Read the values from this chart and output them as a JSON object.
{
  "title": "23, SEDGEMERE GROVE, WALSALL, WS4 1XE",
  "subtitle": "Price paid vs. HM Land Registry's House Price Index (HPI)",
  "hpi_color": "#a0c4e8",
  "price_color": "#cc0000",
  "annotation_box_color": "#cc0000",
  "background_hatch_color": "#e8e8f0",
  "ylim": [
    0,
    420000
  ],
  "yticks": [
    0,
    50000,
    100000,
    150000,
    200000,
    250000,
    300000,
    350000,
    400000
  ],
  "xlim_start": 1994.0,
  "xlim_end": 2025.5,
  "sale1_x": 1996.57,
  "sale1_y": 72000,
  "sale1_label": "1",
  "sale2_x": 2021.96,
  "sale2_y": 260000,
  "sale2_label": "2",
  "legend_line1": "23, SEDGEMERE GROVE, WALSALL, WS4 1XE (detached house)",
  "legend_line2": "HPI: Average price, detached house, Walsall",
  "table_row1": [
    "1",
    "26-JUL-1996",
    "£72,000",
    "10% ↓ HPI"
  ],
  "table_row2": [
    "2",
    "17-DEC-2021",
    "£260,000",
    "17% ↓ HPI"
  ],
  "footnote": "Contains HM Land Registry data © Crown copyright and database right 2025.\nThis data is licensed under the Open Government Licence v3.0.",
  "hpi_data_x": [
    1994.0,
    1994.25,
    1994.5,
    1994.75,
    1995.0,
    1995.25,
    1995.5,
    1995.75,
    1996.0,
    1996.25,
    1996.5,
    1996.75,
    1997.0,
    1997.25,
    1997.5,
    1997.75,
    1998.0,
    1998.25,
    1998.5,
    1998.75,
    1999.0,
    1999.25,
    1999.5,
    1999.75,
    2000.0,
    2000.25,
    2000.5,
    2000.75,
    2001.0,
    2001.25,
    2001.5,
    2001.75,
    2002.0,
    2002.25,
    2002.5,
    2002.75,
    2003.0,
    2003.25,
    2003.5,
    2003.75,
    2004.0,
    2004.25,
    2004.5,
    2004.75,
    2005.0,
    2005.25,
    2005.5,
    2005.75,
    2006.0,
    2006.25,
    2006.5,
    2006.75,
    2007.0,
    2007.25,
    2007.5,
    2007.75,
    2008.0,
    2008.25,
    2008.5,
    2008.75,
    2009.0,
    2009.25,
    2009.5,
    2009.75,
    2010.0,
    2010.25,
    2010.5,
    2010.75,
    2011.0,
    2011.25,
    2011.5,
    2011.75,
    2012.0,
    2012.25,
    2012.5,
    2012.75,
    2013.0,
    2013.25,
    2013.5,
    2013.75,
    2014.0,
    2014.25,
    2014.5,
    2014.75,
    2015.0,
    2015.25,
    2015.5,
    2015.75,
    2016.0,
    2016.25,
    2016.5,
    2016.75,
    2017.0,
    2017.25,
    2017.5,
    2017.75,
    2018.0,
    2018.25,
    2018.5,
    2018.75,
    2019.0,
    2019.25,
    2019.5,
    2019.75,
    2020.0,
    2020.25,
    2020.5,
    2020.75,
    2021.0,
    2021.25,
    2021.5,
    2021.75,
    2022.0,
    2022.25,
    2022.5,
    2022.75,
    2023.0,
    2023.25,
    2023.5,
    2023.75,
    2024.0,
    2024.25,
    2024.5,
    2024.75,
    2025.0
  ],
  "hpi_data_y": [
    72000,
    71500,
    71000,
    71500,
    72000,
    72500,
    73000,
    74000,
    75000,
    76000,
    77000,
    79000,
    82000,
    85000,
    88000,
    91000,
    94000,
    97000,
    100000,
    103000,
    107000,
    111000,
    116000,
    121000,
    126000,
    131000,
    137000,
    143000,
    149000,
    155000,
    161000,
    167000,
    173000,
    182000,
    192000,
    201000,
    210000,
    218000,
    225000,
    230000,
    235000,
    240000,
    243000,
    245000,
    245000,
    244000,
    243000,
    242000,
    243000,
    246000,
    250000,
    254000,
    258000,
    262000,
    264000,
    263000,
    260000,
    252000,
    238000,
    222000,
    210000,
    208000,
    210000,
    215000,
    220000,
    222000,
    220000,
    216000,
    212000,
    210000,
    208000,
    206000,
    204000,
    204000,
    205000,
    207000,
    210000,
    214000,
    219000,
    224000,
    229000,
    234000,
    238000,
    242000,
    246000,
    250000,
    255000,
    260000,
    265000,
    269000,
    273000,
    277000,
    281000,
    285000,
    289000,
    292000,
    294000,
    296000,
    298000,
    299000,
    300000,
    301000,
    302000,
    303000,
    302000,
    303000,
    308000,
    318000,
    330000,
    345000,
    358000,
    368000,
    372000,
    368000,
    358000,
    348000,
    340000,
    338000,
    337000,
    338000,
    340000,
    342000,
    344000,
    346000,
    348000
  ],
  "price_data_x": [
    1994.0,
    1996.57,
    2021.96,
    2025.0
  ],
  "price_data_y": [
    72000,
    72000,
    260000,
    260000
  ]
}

=== Task to complete ===
Output the records above in their entirety, exactly.

=== Exercise output ===
Read the values from this chart and output them as a JSON object.
{
  "title": "23, SEDGEMERE GROVE, WALSALL, WS4 1XE",
  "subtitle": "Price paid vs. HM Land Registry's House Price Index (HPI)",
  "hpi_color": "#a0c4e8",
  "price_color": "#cc0000",
  "annotation_box_color": "#cc0000",
  "background_hatch_color": "#e8e8f0",
  "ylim": [
    0,
    420000
  ],
  "yticks": [
    0,
    50000,
    100000,
    150000,
    200000,
    250000,
    300000,
    350000,
    400000
  ],
  "xlim_start": 1994.0,
  "xlim_end": 2025.5,
  "sale1_x": 1996.57,
  "sale1_y": 72000,
  "sale1_label": "1",
  "sale2_x": 2021.96,
  "sale2_y": 260000,
  "sale2_label": "2",
  "legend_line1": "23, SEDGEMERE GROVE, WALSALL, WS4 1XE (detached house)",
  "legend_line2": "HPI: Average price, detached house, Walsall",
  "table_row1": [
    "1",
    "26-JUL-1996",
    "£72,000",
    "10% ↓ HPI"
  ],
  "table_row2": [
    "2",
    "17-DEC-2021",
    "£260,000",
    "17% ↓ HPI"
  ],
  "footnote": "Contains HM Land Registry data © Crown copyright and database right 2025.\nThis data is licensed under the Open Government Licence v3.0.",
  "hpi_data_x": [
    1994.0,
    1994.25,
    1994.5,
    1994.75,
    1995.0,
    1995.25,
    1995.5,
    1995.75,
    1996.0,
    1996.25,
    1996.5,
    1996.75,
    1997.0,
    1997.25,
    1997.5,
    1997.75,
    1998.0,
    1998.25,
    1998.5,
    1998.75,
    1999.0,
    1999.25,
    1999.5,
    1999.75,
    2000.0,
    2000.25,
    2000.5,
    2000.75,
    2001.0,
    2001.25,
    2001.5,
    2001.75,
    2002.0,
    2002.25,
    2002.5,
    2002.75,
    2003.0,
    2003.25,
    2003.5,
    2003.75,
    2004.0,
    2004.25,
    2004.5,
    2004.75,
    2005.0,
    2005.25,
    2005.5,
    2005.75,
    2006.0,
    2006.25,
    2006.5,
    2006.75,
    2007.0,
    2007.25,
    2007.5,
    2007.75,
    2008.0,
    2008.25,
    2008.5,
    2008.75,
    2009.0,
    2009.25,
    2009.5,
    2009.75,
    2010.0,
    2010.25,
    2010.5,
    2010.75,
    2011.0,
    2011.25,
    2011.5,
    2011.75,
    2012.0,
    2012.25,
    2012.5,
    2012.75,
    2013.0,
    2013.25,
    2013.5,
    2013.75,
    2014.0,
    2014.25,
    2014.5,
    2014.75,
    2015.0,
    2015.25,
    2015.5,
    2015.75,
    2016.0,
    2016.25,
    2016.5,
    2016.75,
    2017.0,
    2017.25,
    2017.5,
    2017.75,
    2018.0,
    2018.25,
    2018.5,
    2018.75,
    2019.0,
    2019.25,
    2019.5,
    2019.75,
    2020.0,
    2020.25,
    2020.5,
    2020.75,
    2021.0,
    2021.25,
    2021.5,
    2021.75,
    2022.0,
    2022.25,
    2022.5,
    2022.75,
    2023.0,
    2023.25,
    2023.5,
    2023.75,
    2024.0,
    2024.25,
    2024.5,
    2024.75,
    2025.0
  ],
  "hpi_data_y": [
    72000,
    71500,
    71000,
    71500,
    72000,
    72500,
    73000,
    74000,
    75000,
    76000,
    77000,
    79000,
    82000,
    85000,
    88000,
    91000,
    94000,
    97000,
    100000,
    103000,
    107000,
    111000,
    116000,
    121000,
    126000,
    131000,
    137000,
    143000,
    149000,
    155000,
    161000,
    167000,
    173000,
    182000,
    192000,
    201000,
    210000,
    218000,
    225000,
    230000,
    235000,
    240000,
    243000,
    245000,
    245000,
    244000,
    243000,
    242000,
    243000,
    246000,
    250000,
    254000,
    258000,
    262000,
    264000,
    263000,
    260000,
    252000,
    238000,
    222000,
    210000,
    208000,
    210000,
    215000,
    220000,
    222000,
    220000,
    216000,
    212000,
    210000,
    208000,
    206000,
    204000,
    204000,
    205000,
    207000,
    210000,
    214000,
    219000,
    224000,
    229000,
    234000,
    238000,
    242000,
    246000,
    250000,
    255000,
    260000,
    265000,
    269000,
    273000,
    277000,
    281000,
    285000,
    289000,
    292000,
    294000,
    296000,
    298000,
    299000,
    300000,
    301000,
    302000,
    303000,
    302000,
    303000,
    308000,
    318000,
    330000,
    345000,
    358000,
    368000,
    372000,
    368000,
    358000,
    348000,
    340000,
    338000,
    337000,
    338000,
    340000,
    342000,
    344000,
    346000,
    348000
  ],
  "price_data_x": [
    1994.0,
    1996.57,
    2021.96,
    2025.0
  ],
  "price_data_y": [
    72000,
    72000,
    260000,
    260000
  ]
}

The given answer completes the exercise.